Statistical Inference

Deals with the problem of uncertainty in estimates due to sample variability

Does not deal with

  • Whether model specification is correct
  • Whether \(x\) has causal effect on \(y\)
  • Whether model is good for describing causal effect of \(x\) on \(y\)

Hypothesis Testing

\[ \begin{aligned} & H_0: \beta_j = 0 \\ & {\tiny \text{ that includes other all predictors and nothing else}} \\ \\ & H_1: \text{o.w} \end{aligned} \]
  • Rejection of \(H_0 \centernot \implies \beta\) significantly different from 0. Therefore, to assess magnitude of \(\beta\), confidence intervals are more useful than \(p\)-values
  • Rejection of \(H_0\) does not mean that \(x\) has a significant causal effect on \(y\). Statistical significance \(\centernot \implies\) scientific, real-world significance. The most important variables are not those with the smallest p-values.
  • The t−test can be thought of as checking whether adding \(x_j\) really improves predictions in a model that contains other specified predictors
  • 95% CI = \(\text{LL}, \text{UL} \centernot \implies \text{Pr}(\beta \in [\text{LL, UL}]) = 0.95\)
  • Correct interpretation: a 95% CI for \(\beta\) means that if we estimate our model on many independent random samples drawn from the same population and construct \(\text{CI}_m = [\text{LL}_m, \text{UL}_m]\) on each sample, then 95% of these \(\{ CI_m \}\) will contain \(\beta\)

◇ ◇ ◇

TASKS TO PERFORM:
A – Answer these questions about the statistical inference notes:
(i) What problem does statistical inference deal with?
(ii) Which variables do the notes say are not the most important ones?
(iii) What can the t-test be thought of as checking?
B – Carry on the notes on statistical inference, picking up after their last point.

Data records:

◇ ◇ ◇

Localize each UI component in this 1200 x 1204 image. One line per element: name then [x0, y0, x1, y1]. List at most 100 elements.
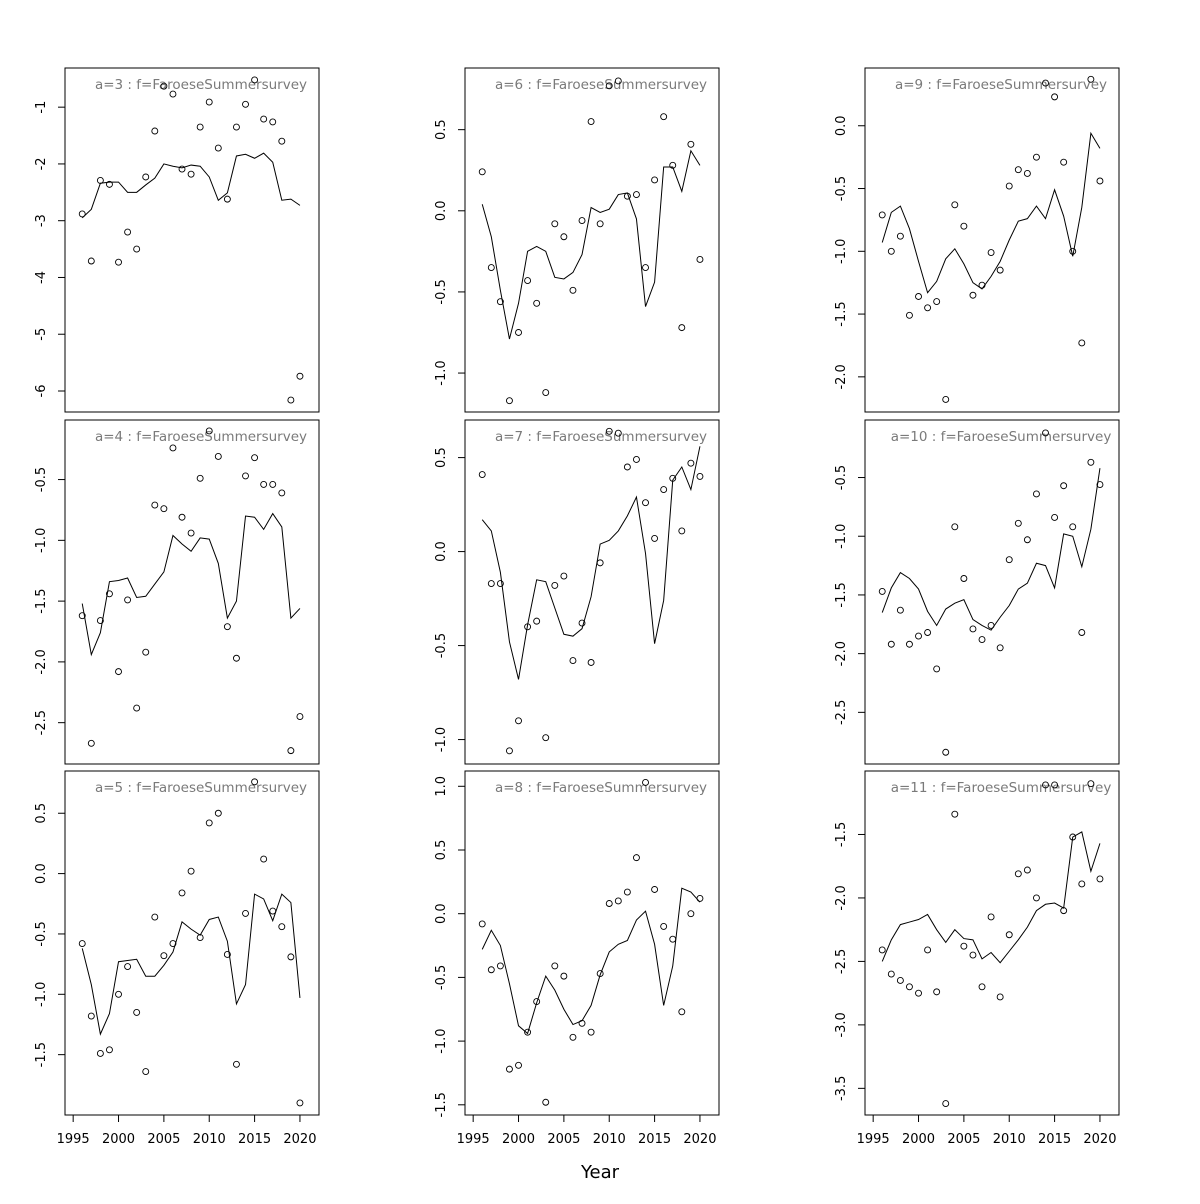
- observed-point: [78, 940, 86, 948]
- y-tick-label: 0.0: [434, 200, 449, 221]
- y-tick-label: 0.5: [434, 119, 449, 140]
- y-tick-label: -0.5: [434, 965, 449, 990]
- observed-point: [533, 299, 541, 307]
- observed-point: [1042, 429, 1049, 437]
- observed-point: [1014, 519, 1022, 527]
- observed-point: [924, 304, 932, 312]
- observed-point: [569, 657, 577, 665]
- observed-point: [642, 779, 649, 786]
- y-tick-label: -1.5: [834, 822, 849, 847]
- observed-point: [232, 654, 240, 662]
- x-tick-label: 2020: [683, 1132, 716, 1147]
- observed-point: [551, 962, 559, 970]
- observed-point: [133, 245, 141, 253]
- y-tick-label: -2.0: [834, 885, 849, 910]
- x-tick-label: 1995: [57, 1132, 90, 1147]
- observed-point: [605, 427, 613, 435]
- observed-point: [960, 575, 968, 582]
- observed-point: [1014, 166, 1022, 174]
- observed-point: [214, 809, 222, 817]
- observed-point: [687, 459, 695, 467]
- observed-point: [278, 923, 286, 931]
- observed-point: [660, 922, 668, 930]
- observed-point: [232, 123, 240, 131]
- observed-point: [642, 499, 649, 507]
- observed-point: [605, 82, 613, 90]
- observed-point: [1051, 93, 1059, 101]
- x-tick-label: 2020: [283, 1132, 316, 1147]
- observed-point: [115, 990, 122, 998]
- observed-point: [942, 395, 950, 403]
- observed-point: [506, 747, 513, 755]
- observed-point: [587, 659, 595, 666]
- observed-point: [1087, 75, 1095, 83]
- observed-point: [587, 1028, 595, 1036]
- observed-point: [151, 127, 159, 135]
- observed-point: [924, 946, 932, 954]
- observed-point: [614, 429, 622, 437]
- panel-title: a=11 : f=FaroeseSummersurvey: [891, 780, 1112, 796]
- y-tick-label: 1.0: [434, 776, 449, 797]
- x-tick-label: 2005: [547, 1132, 580, 1147]
- observed-point: [596, 559, 604, 567]
- plot-frame: [64, 770, 320, 1116]
- observed-point: [187, 867, 195, 875]
- observed-point: [506, 1065, 513, 1073]
- y-tick-label: -2.0: [34, 649, 49, 674]
- y-tick-label: -0.5: [834, 176, 849, 201]
- observed-point: [115, 668, 122, 676]
- observed-point: [287, 396, 295, 404]
- observed-point: [251, 778, 259, 786]
- observed-point: [924, 629, 932, 636]
- observed-point: [633, 854, 640, 862]
- observed-point: [1042, 781, 1049, 789]
- x-tick-label: 2020: [1083, 1132, 1116, 1147]
- observed-point: [978, 636, 986, 643]
- observed-point: [78, 210, 86, 218]
- observed-point: [214, 144, 222, 152]
- observed-point: [478, 168, 486, 176]
- observed-point: [142, 648, 150, 656]
- fitted-line: [881, 831, 1101, 964]
- observed-point: [87, 1012, 95, 1020]
- observed-point: [205, 98, 213, 106]
- observed-point: [906, 311, 913, 319]
- observed-point: [205, 427, 213, 435]
- observed-point: [623, 463, 631, 471]
- panel: a=9 : f=FaroeseSummersurvey -2.0 -1.5 -1.0 -…: [834, 67, 1120, 413]
- observed-point: [887, 247, 895, 255]
- observed-point: [614, 77, 622, 85]
- observed-point: [1051, 513, 1059, 521]
- observed-point: [933, 298, 941, 305]
- fitted-line: [81, 152, 301, 219]
- observed-point: [951, 810, 959, 818]
- observed-point: [542, 734, 550, 742]
- observed-point: [269, 480, 277, 488]
- observed-point: [205, 819, 213, 827]
- observed-point: [660, 486, 668, 494]
- observed-point: [260, 480, 268, 488]
- y-tick-label: -1.0: [34, 982, 49, 1007]
- observed-point: [196, 474, 204, 482]
- plot-frame: [464, 419, 720, 765]
- observed-point: [478, 471, 486, 478]
- observed-point: [105, 1046, 113, 1054]
- fitted-line: [881, 131, 1101, 294]
- observed-point: [1069, 523, 1077, 531]
- panel-title: a=7 : f=FaroeseSummersurvey: [495, 429, 707, 445]
- observed-point: [878, 211, 886, 219]
- observed-point: [242, 100, 249, 108]
- observed-point: [887, 970, 895, 978]
- observed-point: [960, 222, 968, 230]
- observed-point: [506, 397, 513, 405]
- observed-point: [187, 529, 195, 537]
- observed-point: [596, 220, 604, 228]
- observed-point: [996, 266, 1004, 274]
- observed-point: [223, 951, 231, 958]
- observed-point: [260, 115, 268, 123]
- observed-point: [660, 113, 668, 121]
- y-tick-label: -1.5: [34, 588, 49, 613]
- observed-point: [614, 897, 622, 905]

◇ ◇ ◇

SOLVED PROBLEMS:
A –
(i) The problem of uncertainty in estimates due to sample variability.
(ii) The variables with the smallest p-values.
(iii) Whether adding x_j really improves predictions in a model that contains other specified predictors.

B –
\[ L(H1, \hat H_1) = \begin{cases} 0, & H_1 = \hat H_1 \\ 95, & H_1 = 0, \hat H_1 = 1 \\ 5, & H_1 = 1, \hat H_1 = 0 \end{cases} \]

P-Value

P-value is not the conditional probability of \(H_0\). It is actually the probability of \(H_0\) being true based only on the observed data set (without incorporating prior knowledge) $$ \begin{aligned} p \text{-value} &\ne P(H_0 = \text{True} \vert D) \ p \text{-value} &= P(D \vert H_0 = \text{True} )\ &= \text{Pr}(\vert t \vert \ge \vert t(\hat \beta) \vert H_0) \end{aligned} $$

\[ \begin{aligned} \text{What actually} & \text { needed} \\ P(H_0 = \text{True} \vert D) &= \dfrac{P(D \vert H_0) \cdot P(H_0)}{P(D)} \\ &= \dfrac{p \cdot P(H_0)}{P(D)} \\ &= \dfrac{p \cdot P(H_0)}{p \cdot P(H_0) + (1-p) \cdot P(H_1)} \end{aligned} \]

where \(D\) is the data

When \(P(H_1) < 0.1\), we may need the p−value to be much smaller than the conventional threshold of \(\alpha = 0.05\) in order to “confidently” reject \(H_0\)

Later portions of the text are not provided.